═════ Extracted entries ═════
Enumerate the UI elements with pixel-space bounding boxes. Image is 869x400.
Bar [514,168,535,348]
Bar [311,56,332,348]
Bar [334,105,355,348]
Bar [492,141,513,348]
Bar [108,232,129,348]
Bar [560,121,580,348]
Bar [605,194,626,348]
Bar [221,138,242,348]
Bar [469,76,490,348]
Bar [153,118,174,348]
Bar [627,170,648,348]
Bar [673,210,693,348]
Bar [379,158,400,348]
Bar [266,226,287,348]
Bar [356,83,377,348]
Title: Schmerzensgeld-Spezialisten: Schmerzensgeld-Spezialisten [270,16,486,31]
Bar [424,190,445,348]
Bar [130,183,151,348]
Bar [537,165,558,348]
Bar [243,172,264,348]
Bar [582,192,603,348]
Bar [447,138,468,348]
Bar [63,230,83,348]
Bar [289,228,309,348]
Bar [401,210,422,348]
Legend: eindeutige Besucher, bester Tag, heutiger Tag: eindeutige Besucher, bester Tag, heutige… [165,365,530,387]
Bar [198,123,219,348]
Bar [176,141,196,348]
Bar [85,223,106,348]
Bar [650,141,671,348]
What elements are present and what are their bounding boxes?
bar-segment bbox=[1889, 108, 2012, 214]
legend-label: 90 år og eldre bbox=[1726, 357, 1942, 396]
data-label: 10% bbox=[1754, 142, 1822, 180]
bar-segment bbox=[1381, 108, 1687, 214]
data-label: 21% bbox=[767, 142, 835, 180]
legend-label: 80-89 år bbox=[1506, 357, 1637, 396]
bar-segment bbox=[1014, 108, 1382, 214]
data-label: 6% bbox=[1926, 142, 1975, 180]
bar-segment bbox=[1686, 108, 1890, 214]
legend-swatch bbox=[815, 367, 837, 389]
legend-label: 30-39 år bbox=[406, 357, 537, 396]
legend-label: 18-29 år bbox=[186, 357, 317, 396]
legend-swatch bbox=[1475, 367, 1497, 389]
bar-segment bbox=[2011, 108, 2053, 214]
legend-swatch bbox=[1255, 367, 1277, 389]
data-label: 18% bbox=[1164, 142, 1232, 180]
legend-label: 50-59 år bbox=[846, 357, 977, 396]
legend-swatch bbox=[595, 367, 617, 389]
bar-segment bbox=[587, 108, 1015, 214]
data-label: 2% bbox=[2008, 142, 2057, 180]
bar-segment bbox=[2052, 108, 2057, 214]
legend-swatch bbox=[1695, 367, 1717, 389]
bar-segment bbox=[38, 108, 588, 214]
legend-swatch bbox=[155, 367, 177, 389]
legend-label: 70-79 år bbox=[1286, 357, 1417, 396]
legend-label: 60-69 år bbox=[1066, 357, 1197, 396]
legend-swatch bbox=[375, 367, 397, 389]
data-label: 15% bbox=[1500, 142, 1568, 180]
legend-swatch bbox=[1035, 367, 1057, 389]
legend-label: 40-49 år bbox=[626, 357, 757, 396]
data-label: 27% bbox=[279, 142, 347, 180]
═════
Problem statement →
Locate each line in the records that contains the word "boxes", and copy those lines out in full.

Answer in full →
Enumerate the UI elements with pixel-space bounding boxes. Image is 869x400.
What elements are present and what are their bounding boxes?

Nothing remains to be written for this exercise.